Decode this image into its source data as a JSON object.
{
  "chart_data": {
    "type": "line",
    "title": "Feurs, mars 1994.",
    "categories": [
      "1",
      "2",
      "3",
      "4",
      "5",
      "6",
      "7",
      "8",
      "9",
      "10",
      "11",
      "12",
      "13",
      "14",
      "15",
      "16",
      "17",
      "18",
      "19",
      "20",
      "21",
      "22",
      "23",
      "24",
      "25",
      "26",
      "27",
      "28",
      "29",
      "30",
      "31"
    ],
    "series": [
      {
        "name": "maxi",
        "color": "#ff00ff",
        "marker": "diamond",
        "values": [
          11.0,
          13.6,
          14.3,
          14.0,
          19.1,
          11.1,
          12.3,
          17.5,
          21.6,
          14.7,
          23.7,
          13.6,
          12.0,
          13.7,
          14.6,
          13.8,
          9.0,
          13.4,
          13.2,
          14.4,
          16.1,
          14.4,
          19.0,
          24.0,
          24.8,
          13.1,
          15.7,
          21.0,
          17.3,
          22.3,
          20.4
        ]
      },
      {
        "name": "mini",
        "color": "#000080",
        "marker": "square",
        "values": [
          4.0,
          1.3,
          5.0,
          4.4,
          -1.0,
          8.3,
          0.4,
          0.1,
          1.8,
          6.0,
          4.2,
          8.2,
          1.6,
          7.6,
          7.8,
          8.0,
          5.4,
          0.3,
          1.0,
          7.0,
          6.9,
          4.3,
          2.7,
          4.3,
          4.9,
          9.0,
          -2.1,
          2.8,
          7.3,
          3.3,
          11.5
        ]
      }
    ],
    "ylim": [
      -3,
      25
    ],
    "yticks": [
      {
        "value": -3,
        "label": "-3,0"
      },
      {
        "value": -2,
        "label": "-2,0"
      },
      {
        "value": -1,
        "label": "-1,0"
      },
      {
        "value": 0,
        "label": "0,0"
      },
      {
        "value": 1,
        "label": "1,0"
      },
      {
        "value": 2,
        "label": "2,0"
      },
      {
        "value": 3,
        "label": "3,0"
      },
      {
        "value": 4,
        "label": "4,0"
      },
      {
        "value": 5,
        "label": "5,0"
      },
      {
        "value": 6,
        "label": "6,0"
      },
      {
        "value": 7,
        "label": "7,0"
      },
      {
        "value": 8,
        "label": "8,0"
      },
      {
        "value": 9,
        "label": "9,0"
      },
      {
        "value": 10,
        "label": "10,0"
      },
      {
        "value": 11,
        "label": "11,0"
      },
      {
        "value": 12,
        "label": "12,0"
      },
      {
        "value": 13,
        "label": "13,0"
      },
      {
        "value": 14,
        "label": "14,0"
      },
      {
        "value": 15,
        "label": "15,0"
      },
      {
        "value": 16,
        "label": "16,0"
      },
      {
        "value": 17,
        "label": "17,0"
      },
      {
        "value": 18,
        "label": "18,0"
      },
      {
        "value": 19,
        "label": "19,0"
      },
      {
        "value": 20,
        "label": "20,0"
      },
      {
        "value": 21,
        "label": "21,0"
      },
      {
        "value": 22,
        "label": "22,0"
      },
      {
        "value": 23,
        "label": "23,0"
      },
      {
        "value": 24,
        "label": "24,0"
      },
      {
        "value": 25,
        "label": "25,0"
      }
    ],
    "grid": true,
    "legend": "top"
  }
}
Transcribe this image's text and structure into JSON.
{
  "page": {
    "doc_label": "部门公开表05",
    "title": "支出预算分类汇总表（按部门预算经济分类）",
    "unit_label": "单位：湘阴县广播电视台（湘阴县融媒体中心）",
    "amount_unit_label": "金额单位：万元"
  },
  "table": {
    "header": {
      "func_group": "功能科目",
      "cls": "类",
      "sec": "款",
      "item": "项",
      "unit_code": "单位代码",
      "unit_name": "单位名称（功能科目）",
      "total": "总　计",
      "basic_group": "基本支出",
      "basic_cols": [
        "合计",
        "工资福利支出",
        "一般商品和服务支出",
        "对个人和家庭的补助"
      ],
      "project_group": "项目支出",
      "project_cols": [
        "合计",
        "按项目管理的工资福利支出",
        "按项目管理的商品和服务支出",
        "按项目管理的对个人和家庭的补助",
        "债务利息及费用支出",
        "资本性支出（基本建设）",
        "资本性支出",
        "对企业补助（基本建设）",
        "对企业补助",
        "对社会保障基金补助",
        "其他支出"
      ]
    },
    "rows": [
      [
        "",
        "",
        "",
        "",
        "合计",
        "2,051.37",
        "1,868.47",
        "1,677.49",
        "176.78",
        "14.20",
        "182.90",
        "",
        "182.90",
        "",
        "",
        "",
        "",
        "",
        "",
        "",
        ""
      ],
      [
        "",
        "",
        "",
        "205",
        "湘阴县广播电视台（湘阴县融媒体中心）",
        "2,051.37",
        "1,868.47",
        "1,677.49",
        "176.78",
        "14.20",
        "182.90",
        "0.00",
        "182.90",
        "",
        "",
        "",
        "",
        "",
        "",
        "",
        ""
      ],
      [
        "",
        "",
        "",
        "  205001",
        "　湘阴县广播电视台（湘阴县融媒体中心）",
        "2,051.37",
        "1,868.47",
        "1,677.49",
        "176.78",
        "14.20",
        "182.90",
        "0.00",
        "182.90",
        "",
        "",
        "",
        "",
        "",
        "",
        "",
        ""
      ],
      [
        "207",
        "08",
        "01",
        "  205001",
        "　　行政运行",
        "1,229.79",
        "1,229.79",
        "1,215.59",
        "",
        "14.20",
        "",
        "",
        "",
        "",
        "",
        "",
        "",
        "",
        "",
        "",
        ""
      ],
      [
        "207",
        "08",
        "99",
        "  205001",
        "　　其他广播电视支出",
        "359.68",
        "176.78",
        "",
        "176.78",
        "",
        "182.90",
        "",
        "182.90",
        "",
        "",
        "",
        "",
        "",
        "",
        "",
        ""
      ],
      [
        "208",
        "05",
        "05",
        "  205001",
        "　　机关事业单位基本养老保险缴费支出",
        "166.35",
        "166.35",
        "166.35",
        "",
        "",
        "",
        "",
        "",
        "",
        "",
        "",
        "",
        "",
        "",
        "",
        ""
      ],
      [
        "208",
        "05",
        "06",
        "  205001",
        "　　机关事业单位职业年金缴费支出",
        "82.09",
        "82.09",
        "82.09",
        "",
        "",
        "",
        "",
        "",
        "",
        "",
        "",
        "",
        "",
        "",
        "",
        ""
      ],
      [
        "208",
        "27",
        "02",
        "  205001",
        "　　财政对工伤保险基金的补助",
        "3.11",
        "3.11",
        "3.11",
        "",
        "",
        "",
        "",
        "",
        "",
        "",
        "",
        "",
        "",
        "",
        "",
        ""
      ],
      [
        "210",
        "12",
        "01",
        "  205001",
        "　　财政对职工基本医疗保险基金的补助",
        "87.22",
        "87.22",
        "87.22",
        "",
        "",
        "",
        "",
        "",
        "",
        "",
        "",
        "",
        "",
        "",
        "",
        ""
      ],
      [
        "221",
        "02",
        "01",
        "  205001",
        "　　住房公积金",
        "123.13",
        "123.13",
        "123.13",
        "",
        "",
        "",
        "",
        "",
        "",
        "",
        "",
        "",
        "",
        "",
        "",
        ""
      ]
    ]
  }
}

* * * * * * * * *

### Stated task:
Repeat the records above exactly, from the first line to the last.

### Written response:
Decode this image into its source data as a JSON object.
{
  "chart_data": {
    "type": "line",
    "title": "Feurs, mars 1994.",
    "categories": [
      "1",
      "2",
      "3",
      "4",
      "5",
      "6",
      "7",
      "8",
      "9",
      "10",
      "11",
      "12",
      "13",
      "14",
      "15",
      "16",
      "17",
      "18",
      "19",
      "20",
      "21",
      "22",
      "23",
      "24",
      "25",
      "26",
      "27",
      "28",
      "29",
      "30",
      "31"
    ],
    "series": [
      {
        "name": "maxi",
        "color": "#ff00ff",
        "marker": "diamond",
        "values": [
          11.0,
          13.6,
          14.3,
          14.0,
          19.1,
          11.1,
          12.3,
          17.5,
          21.6,
          14.7,
          23.7,
          13.6,
          12.0,
          13.7,
          14.6,
          13.8,
          9.0,
          13.4,
          13.2,
          14.4,
          16.1,
          14.4,
          19.0,
          24.0,
          24.8,
          13.1,
          15.7,
          21.0,
          17.3,
          22.3,
          20.4
        ]
      },
      {
        "name": "mini",
        "color": "#000080",
        "marker": "square",
        "values": [
          4.0,
          1.3,
          5.0,
          4.4,
          -1.0,
          8.3,
          0.4,
          0.1,
          1.8,
          6.0,
          4.2,
          8.2,
          1.6,
          7.6,
          7.8,
          8.0,
          5.4,
          0.3,
          1.0,
          7.0,
          6.9,
          4.3,
          2.7,
          4.3,
          4.9,
          9.0,
          -2.1,
          2.8,
          7.3,
          3.3,
          11.5
        ]
      }
    ],
    "ylim": [
      -3,
      25
    ],
    "yticks": [
      {
        "value": -3,
        "label": "-3,0"
      },
      {
        "value": -2,
        "label": "-2,0"
      },
      {
        "value": -1,
        "label": "-1,0"
      },
      {
        "value": 0,
        "label": "0,0"
      },
      {
        "value": 1,
        "label": "1,0"
      },
      {
        "value": 2,
        "label": "2,0"
      },
      {
        "value": 3,
        "label": "3,0"
      },
      {
        "value": 4,
        "label": "4,0"
      },
      {
        "value": 5,
        "label": "5,0"
      },
      {
        "value": 6,
        "label": "6,0"
      },
      {
        "value": 7,
        "label": "7,0"
      },
      {
        "value": 8,
        "label": "8,0"
      },
      {
        "value": 9,
        "label": "9,0"
      },
      {
        "value": 10,
        "label": "10,0"
      },
      {
        "value": 11,
        "label": "11,0"
      },
      {
        "value": 12,
        "label": "12,0"
      },
      {
        "value": 13,
        "label": "13,0"
      },
      {
        "value": 14,
        "label": "14,0"
      },
      {
        "value": 15,
        "label": "15,0"
      },
      {
        "value": 16,
        "label": "16,0"
      },
      {
        "value": 17,
        "label": "17,0"
      },
      {
        "value": 18,
        "label": "18,0"
      },
      {
        "value": 19,
        "label": "19,0"
      },
      {
        "value": 20,
        "label": "20,0"
      },
      {
        "value": 21,
        "label": "21,0"
      },
      {
        "value": 22,
        "label": "22,0"
      },
      {
        "value": 23,
        "label": "23,0"
      },
      {
        "value": 24,
        "label": "24,0"
      },
      {
        "value": 25,
        "label": "25,0"
      }
    ],
    "grid": true,
    "legend": "top"
  }
}
Transcribe this image's text and structure into JSON.
{
  "page": {
    "doc_label": "部门公开表05",
    "title": "支出预算分类汇总表（按部门预算经济分类）",
    "unit_label": "单位：湘阴县广播电视台（湘阴县融媒体中心）",
    "amount_unit_label": "金额单位：万元"
  },
  "table": {
    "header": {
      "func_group": "功能科目",
      "cls": "类",
      "sec": "款",
      "item": "项",
      "unit_code": "单位代码",
      "unit_name": "单位名称（功能科目）",
      "total": "总　计",
      "basic_group": "基本支出",
      "basic_cols": [
        "合计",
        "工资福利支出",
        "一般商品和服务支出",
        "对个人和家庭的补助"
      ],
      "project_group": "项目支出",
      "project_cols": [
        "合计",
        "按项目管理的工资福利支出",
        "按项目管理的商品和服务支出",
        "按项目管理的对个人和家庭的补助",
        "债务利息及费用支出",
        "资本性支出（基本建设）",
        "资本性支出",
        "对企业补助（基本建设）",
        "对企业补助",
        "对社会保障基金补助",
        "其他支出"
      ]
    },
    "rows": [
      [
        "",
        "",
        "",
        "",
        "合计",
        "2,051.37",
        "1,868.47",
        "1,677.49",
        "176.78",
        "14.20",
        "182.90",
        "",
        "182.90",
        "",
        "",
        "",
        "",
        "",
        "",
        "",
        ""
      ],
      [
        "",
        "",
        "",
        "205",
        "湘阴县广播电视台（湘阴县融媒体中心）",
        "2,051.37",
        "1,868.47",
        "1,677.49",
        "176.78",
        "14.20",
        "182.90",
        "0.00",
        "182.90",
        "",
        "",
        "",
        "",
        "",
        "",
        "",
        ""
      ],
      [
        "",
        "",
        "",
        "  205001",
        "　湘阴县广播电视台（湘阴县融媒体中心）",
        "2,051.37",
        "1,868.47",
        "1,677.49",
        "176.78",
        "14.20",
        "182.90",
        "0.00",
        "182.90",
        "",
        "",
        "",
        "",
        "",
        "",
        "",
        ""
      ],
      [
        "207",
        "08",
        "01",
        "  205001",
        "　　行政运行",
        "1,229.79",
        "1,229.79",
        "1,215.59",
        "",
        "14.20",
        "",
        "",
        "",
        "",
        "",
        "",
        "",
        "",
        "",
        "",
        ""
      ],
      [
        "207",
        "08",
        "99",
        "  205001",
        "　　其他广播电视支出",
        "359.68",
        "176.78",
        "",
        "176.78",
        "",
        "182.90",
        "",
        "182.90",
        "",
        "",
        "",
        "",
        "",
        "",
        "",
        ""
      ],
      [
        "208",
        "05",
        "05",
        "  205001",
        "　　机关事业单位基本养老保险缴费支出",
        "166.35",
        "166.35",
        "166.35",
        "",
        "",
        "",
        "",
        "",
        "",
        "",
        "",
        "",
        "",
        "",
        "",
        ""
      ],
      [
        "208",
        "05",
        "06",
        "  205001",
        "　　机关事业单位职业年金缴费支出",
        "82.09",
        "82.09",
        "82.09",
        "",
        "",
        "",
        "",
        "",
        "",
        "",
        "",
        "",
        "",
        "",
        "",
        ""
      ],
      [
        "208",
        "27",
        "02",
        "  205001",
        "　　财政对工伤保险基金的补助",
        "3.11",
        "3.11",
        "3.11",
        "",
        "",
        "",
        "",
        "",
        "",
        "",
        "",
        "",
        "",
        "",
        "",
        ""
      ],
      [
        "210",
        "12",
        "01",
        "  205001",
        "　　财政对职工基本医疗保险基金的补助",
        "87.22",
        "87.22",
        "87.22",
        "",
        "",
        "",
        "",
        "",
        "",
        "",
        "",
        "",
        "",
        "",
        "",
        ""
      ],
      [
        "221",
        "02",
        "01",
        "  205001",
        "　　住房公积金",
        "123.13",
        "123.13",
        "123.13",
        "",
        "",
        "",
        "",
        "",
        "",
        "",
        "",
        "",
        "",
        "",
        "",
        ""
      ]
    ]
  }
}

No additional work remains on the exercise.